§ Prompt 1
Transcribe the HPN caregiver guide word for word, starting at the words "Before having your" and ending after the words "for the procedure.".
§ Prompt 2
In the HPN caregiver guide, what should the practice dressing change in the quiz step be performed on?

§ Document extract
++++

Let your caregiver know which day of the week and how often you order your supplies, along with the phone number to call or the e-mail address with which to place the order. Verify that the phone number to call is included in your reference document.
6) Teach your caregiver how to change your dressing.
This next step is generally easier and less involved than are the steps of hooking up to your HPN or coming off of your HPN. It is also a little easier to start and stop and go over a point again if a mistake is made. Before showing each step of the dressing change, tell your caregiver the frequency of the dressing change as well as the time of day or day of the week that you typically prefer to have it changed.
Before having your caregiver jump right in and do your dressing change, I would suggest the following:
6a) Videotape the procedure.
On your iPhone, have a friend or your caregiver tape a video of you changing your dressing. The tape can then be watched as many times as it takes for him/her to feel comfortable and familiar with the steps necessary to do a dressing change.
I would also make a video of hooking up to HPN and unhooking from it after the infusion is complete, but not showing all three procedures at once. Start with the dressing change video, and have your caregiver master that first before viewing the next two videos. Your caregiver will have the benefit of starting and stopping the video to ask you questions as they come up.
6b) Write detailed step-by-step instructions for the procedure.
Once your caregiver has seen a dressing change performed on video, the written instructions will likely now make more sense to him/her. These instructions should include all materials needed for the dressing change.
6c) Have your caregiver observe you changing your dressing.
This step will provide repetition and reinforcement of what your caregiver saw on the video and what he/she reads in the step-by-step instructions.
6d) Quiz time!
Perform a dressing change on an action figure or toy doll. It’s better to make mistakes on a toy rather than on the HPN consumer himself/herself.
6e) Test time!
Perform the dressing change on the actual HPN consumer, with his/her guidance and supervision.
IMPORTANT: Steps “A” through “D” are meant for seasoned veteran HPN consumers who want to teach a family member or other caregiver their HPN procedures. If both the consumer and the caregiver are new to HPN, it then might be best to have an experienced and licensed HPN nurse from your infusion company or other HPN clinician teach both of you each step of the dressing change, hooking up to HPN, and unhooking if these procedures weren’t already taught to both of you while you were in the hospital receiving your first course of HPN.
7) Teach your caregiver how to take you off of your infusion pump.
The reason I would suggest teaching your caregiver how to unhook you from your HPN (after your infusion is complete) before teaching him/her how to hook you up to your HPN is that generally speaking, there are fewer steps involved in unhooking from HPN than there are in hooking up to HPN and beginning an infusion. As is the case for Todd’s HPN procedures, unhooking his HPN in the morning involves only five steps, whereas hooking him up to a new infusion in the evening involves 16 separate steps, not including dressing change.

++++

§ Information provided
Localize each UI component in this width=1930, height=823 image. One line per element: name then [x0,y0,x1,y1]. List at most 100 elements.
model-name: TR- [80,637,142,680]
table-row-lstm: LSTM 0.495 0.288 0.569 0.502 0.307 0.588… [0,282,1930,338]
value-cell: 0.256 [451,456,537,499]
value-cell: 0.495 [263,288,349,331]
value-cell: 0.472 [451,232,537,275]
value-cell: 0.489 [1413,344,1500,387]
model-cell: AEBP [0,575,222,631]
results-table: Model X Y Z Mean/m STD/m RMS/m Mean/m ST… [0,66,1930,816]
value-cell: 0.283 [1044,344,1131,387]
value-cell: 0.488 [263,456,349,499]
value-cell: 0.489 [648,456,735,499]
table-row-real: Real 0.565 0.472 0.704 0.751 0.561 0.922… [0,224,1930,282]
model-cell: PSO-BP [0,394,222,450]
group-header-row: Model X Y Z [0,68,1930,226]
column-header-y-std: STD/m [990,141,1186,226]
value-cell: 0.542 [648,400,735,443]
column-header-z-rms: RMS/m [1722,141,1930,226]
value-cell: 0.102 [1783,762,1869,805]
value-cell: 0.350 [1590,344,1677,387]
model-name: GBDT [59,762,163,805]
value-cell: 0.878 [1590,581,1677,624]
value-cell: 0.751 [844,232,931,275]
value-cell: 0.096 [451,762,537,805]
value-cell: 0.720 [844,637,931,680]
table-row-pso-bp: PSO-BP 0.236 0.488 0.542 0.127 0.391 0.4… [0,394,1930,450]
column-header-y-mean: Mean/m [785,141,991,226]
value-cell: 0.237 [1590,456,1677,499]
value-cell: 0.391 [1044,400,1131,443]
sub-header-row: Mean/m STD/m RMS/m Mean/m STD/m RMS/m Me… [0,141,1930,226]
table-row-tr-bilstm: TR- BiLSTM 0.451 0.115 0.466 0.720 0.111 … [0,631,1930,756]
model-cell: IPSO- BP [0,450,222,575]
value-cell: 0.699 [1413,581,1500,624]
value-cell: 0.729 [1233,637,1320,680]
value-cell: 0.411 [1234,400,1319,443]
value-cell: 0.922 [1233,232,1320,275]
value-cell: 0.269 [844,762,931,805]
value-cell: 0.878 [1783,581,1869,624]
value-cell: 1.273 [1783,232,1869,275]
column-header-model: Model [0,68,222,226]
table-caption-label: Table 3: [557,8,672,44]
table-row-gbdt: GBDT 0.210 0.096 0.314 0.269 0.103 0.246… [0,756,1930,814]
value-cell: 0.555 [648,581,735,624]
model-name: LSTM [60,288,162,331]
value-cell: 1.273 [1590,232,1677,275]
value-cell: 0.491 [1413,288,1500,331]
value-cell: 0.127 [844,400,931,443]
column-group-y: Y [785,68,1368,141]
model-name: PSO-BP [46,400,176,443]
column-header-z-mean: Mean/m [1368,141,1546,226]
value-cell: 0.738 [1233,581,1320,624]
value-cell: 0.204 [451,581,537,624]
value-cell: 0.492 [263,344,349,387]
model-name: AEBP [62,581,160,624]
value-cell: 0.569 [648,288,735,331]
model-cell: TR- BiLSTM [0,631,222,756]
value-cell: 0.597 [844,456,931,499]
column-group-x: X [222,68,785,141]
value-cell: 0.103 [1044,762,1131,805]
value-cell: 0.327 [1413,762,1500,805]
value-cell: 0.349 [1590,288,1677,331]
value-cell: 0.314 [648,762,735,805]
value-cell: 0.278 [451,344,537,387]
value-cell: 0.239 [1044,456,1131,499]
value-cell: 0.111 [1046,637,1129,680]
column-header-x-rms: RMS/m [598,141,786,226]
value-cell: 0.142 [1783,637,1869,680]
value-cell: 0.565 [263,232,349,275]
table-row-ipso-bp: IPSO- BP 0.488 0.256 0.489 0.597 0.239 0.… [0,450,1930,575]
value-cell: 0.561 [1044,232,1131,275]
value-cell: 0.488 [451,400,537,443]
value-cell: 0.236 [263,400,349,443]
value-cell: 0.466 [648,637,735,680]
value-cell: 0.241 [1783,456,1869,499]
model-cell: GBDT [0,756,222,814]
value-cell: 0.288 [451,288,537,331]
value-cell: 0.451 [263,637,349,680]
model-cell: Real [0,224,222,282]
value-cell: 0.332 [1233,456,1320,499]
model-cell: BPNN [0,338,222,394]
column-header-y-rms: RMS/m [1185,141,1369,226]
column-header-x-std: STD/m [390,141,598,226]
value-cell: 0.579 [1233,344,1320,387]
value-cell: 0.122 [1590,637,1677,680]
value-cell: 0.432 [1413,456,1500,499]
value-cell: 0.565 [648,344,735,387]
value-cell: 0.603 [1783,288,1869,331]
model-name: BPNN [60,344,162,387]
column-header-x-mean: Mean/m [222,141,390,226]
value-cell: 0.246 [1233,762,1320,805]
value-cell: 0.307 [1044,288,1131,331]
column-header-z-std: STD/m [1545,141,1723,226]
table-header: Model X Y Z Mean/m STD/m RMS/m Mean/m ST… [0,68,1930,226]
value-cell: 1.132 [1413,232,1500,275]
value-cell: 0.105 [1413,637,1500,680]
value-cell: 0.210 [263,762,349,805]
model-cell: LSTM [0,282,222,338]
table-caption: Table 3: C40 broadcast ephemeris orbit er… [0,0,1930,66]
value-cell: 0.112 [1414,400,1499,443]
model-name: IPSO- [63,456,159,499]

++++

§ Exercise response 1
Before having your caregiver jump right in and do your dressing change, I would suggest the following:
6a) Videotape the procedure.
On your iPhone, have a friend or your caregiver tape a video of you changing your dressing. The tape can then be watched as many times as it takes for him/her to feel comfortable and familiar with the steps necessary to do a dressing change.
I would also make a video of hooking up to HPN and unhooking from it after the infusion is complete, but not showing all three procedures at once. Start with the dressing change video, and have your caregiver master that first before viewing the next two videos. Your caregiver will have the benefit of starting and stopping the video to ask you questions as they come up.
6b) Write detailed step-by-step instructions for the procedure.

§ Exercise response 2
An action figure or toy doll.